[Start]

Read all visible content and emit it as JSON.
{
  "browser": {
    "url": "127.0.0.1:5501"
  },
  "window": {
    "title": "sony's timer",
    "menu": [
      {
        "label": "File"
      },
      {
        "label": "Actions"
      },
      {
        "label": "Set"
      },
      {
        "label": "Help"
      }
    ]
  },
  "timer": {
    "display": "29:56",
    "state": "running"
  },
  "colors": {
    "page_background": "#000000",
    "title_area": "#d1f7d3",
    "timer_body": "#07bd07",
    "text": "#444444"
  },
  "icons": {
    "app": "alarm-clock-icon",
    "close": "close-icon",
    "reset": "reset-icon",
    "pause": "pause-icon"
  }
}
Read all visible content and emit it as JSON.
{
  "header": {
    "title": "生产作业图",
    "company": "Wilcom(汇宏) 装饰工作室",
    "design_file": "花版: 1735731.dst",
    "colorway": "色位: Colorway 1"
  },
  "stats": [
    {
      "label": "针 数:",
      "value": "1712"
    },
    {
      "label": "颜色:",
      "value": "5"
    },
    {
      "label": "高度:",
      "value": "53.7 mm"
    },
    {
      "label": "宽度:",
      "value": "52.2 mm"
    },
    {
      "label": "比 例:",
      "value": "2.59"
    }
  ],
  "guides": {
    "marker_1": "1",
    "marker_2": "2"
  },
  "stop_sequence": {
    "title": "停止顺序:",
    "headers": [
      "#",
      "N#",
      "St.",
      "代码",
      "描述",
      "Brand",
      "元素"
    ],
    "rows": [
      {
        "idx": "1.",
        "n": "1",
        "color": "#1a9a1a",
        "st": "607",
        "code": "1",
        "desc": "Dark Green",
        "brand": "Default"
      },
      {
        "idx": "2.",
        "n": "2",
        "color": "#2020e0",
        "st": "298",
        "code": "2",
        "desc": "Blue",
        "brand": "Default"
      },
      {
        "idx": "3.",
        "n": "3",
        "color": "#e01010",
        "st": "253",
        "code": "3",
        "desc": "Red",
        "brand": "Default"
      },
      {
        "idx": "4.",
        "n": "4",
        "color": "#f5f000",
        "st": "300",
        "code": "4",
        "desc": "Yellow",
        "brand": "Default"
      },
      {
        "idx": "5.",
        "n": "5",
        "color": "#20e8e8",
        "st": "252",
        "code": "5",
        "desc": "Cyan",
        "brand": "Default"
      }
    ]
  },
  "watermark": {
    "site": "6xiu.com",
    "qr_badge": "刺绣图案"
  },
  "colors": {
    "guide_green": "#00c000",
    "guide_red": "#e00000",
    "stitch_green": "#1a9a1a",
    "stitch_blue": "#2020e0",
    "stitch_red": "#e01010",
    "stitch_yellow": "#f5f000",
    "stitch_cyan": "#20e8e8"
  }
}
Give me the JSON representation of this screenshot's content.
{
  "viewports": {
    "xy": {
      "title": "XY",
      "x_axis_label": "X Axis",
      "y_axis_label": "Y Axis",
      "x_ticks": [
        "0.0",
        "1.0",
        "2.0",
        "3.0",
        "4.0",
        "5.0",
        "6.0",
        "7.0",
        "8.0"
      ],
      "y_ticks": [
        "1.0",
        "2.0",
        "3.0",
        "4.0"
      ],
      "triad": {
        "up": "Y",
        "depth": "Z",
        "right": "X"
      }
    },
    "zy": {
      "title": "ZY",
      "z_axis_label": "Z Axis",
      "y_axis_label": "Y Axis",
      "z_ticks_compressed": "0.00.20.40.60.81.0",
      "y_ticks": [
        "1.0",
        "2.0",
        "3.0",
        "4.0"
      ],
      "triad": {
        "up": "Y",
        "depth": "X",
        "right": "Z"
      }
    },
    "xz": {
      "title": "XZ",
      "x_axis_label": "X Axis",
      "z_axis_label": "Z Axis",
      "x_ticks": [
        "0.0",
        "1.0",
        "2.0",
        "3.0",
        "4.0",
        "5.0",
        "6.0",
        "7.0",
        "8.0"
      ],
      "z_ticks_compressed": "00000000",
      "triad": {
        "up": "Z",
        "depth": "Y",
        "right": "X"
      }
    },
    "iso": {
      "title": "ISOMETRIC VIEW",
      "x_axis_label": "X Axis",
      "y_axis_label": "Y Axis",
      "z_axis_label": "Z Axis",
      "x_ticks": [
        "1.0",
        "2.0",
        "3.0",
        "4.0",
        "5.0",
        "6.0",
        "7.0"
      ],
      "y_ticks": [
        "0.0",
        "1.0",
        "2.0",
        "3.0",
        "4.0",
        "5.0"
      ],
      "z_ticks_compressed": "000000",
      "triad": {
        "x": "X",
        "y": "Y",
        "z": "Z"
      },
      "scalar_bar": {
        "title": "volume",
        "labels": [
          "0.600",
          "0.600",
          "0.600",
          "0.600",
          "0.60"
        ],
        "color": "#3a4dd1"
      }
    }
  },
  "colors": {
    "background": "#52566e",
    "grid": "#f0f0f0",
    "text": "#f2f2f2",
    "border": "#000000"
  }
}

[End]

• [Job]
Exactly as shown above, return every record.

• [Result of the task]
Read all visible content and emit it as JSON.
{
  "browser": {
    "url": "127.0.0.1:5501"
  },
  "window": {
    "title": "sony's timer",
    "menu": [
      {
        "label": "File"
      },
      {
        "label": "Actions"
      },
      {
        "label": "Set"
      },
      {
        "label": "Help"
      }
    ]
  },
  "timer": {
    "display": "29:56",
    "state": "running"
  },
  "colors": {
    "page_background": "#000000",
    "title_area": "#d1f7d3",
    "timer_body": "#07bd07",
    "text": "#444444"
  },
  "icons": {
    "app": "alarm-clock-icon",
    "close": "close-icon",
    "reset": "reset-icon",
    "pause": "pause-icon"
  }
}
Read all visible content and emit it as JSON.
{
  "header": {
    "title": "生产作业图",
    "company": "Wilcom(汇宏) 装饰工作室",
    "design_file": "花版: 1735731.dst",
    "colorway": "色位: Colorway 1"
  },
  "stats": [
    {
      "label": "针 数:",
      "value": "1712"
    },
    {
      "label": "颜色:",
      "value": "5"
    },
    {
      "label": "高度:",
      "value": "53.7 mm"
    },
    {
      "label": "宽度:",
      "value": "52.2 mm"
    },
    {
      "label": "比 例:",
      "value": "2.59"
    }
  ],
  "guides": {
    "marker_1": "1",
    "marker_2": "2"
  },
  "stop_sequence": {
    "title": "停止顺序:",
    "headers": [
      "#",
      "N#",
      "St.",
      "代码",
      "描述",
      "Brand",
      "元素"
    ],
    "rows": [
      {
        "idx": "1.",
        "n": "1",
        "color": "#1a9a1a",
        "st": "607",
        "code": "1",
        "desc": "Dark Green",
        "brand": "Default"
      },
      {
        "idx": "2.",
        "n": "2",
        "color": "#2020e0",
        "st": "298",
        "code": "2",
        "desc": "Blue",
        "brand": "Default"
      },
      {
        "idx": "3.",
        "n": "3",
        "color": "#e01010",
        "st": "253",
        "code": "3",
        "desc": "Red",
        "brand": "Default"
      },
      {
        "idx": "4.",
        "n": "4",
        "color": "#f5f000",
        "st": "300",
        "code": "4",
        "desc": "Yellow",
        "brand": "Default"
      },
      {
        "idx": "5.",
        "n": "5",
        "color": "#20e8e8",
        "st": "252",
        "code": "5",
        "desc": "Cyan",
        "brand": "Default"
      }
    ]
  },
  "watermark": {
    "site": "6xiu.com",
    "qr_badge": "刺绣图案"
  },
  "colors": {
    "guide_green": "#00c000",
    "guide_red": "#e00000",
    "stitch_green": "#1a9a1a",
    "stitch_blue": "#2020e0",
    "stitch_red": "#e01010",
    "stitch_yellow": "#f5f000",
    "stitch_cyan": "#20e8e8"
  }
}
Give me the JSON representation of this screenshot's content.
{
  "viewports": {
    "xy": {
      "title": "XY",
      "x_axis_label": "X Axis",
      "y_axis_label": "Y Axis",
      "x_ticks": [
        "0.0",
        "1.0",
        "2.0",
        "3.0",
        "4.0",
        "5.0",
        "6.0",
        "7.0",
        "8.0"
      ],
      "y_ticks": [
        "1.0",
        "2.0",
        "3.0",
        "4.0"
      ],
      "triad": {
        "up": "Y",
        "depth": "Z",
        "right": "X"
      }
    },
    "zy": {
      "title": "ZY",
      "z_axis_label": "Z Axis",
      "y_axis_label": "Y Axis",
      "z_ticks_compressed": "0.00.20.40.60.81.0",
      "y_ticks": [
        "1.0",
        "2.0",
        "3.0",
        "4.0"
      ],
      "triad": {
        "up": "Y",
        "depth": "X",
        "right": "Z"
      }
    },
    "xz": {
      "title": "XZ",
      "x_axis_label": "X Axis",
      "z_axis_label": "Z Axis",
      "x_ticks": [
        "0.0",
        "1.0",
        "2.0",
        "3.0",
        "4.0",
        "5.0",
        "6.0",
        "7.0",
        "8.0"
      ],
      "z_ticks_compressed": "00000000",
      "triad": {
        "up": "Z",
        "depth": "Y",
        "right": "X"
      }
    },
    "iso": {
      "title": "ISOMETRIC VIEW",
      "x_axis_label": "X Axis",
      "y_axis_label": "Y Axis",
      "z_axis_label": "Z Axis",
      "x_ticks": [
        "1.0",
        "2.0",
        "3.0",
        "4.0",
        "5.0",
        "6.0",
        "7.0"
      ],
      "y_ticks": [
        "0.0",
        "1.0",
        "2.0",
        "3.0",
        "4.0",
        "5.0"
      ],
      "z_ticks_compressed": "000000",
      "triad": {
        "x": "X",
        "y": "Y",
        "z": "Z"
      },
      "scalar_bar": {
        "title": "volume",
        "labels": [
          "0.600",
          "0.600",
          "0.600",
          "0.600",
          "0.60"
        ],
        "color": "#3a4dd1"
      }
    }
  },
  "colors": {
    "background": "#52566e",
    "grid": "#f0f0f0",
    "text": "#f2f2f2",
    "border": "#000000"
  }
}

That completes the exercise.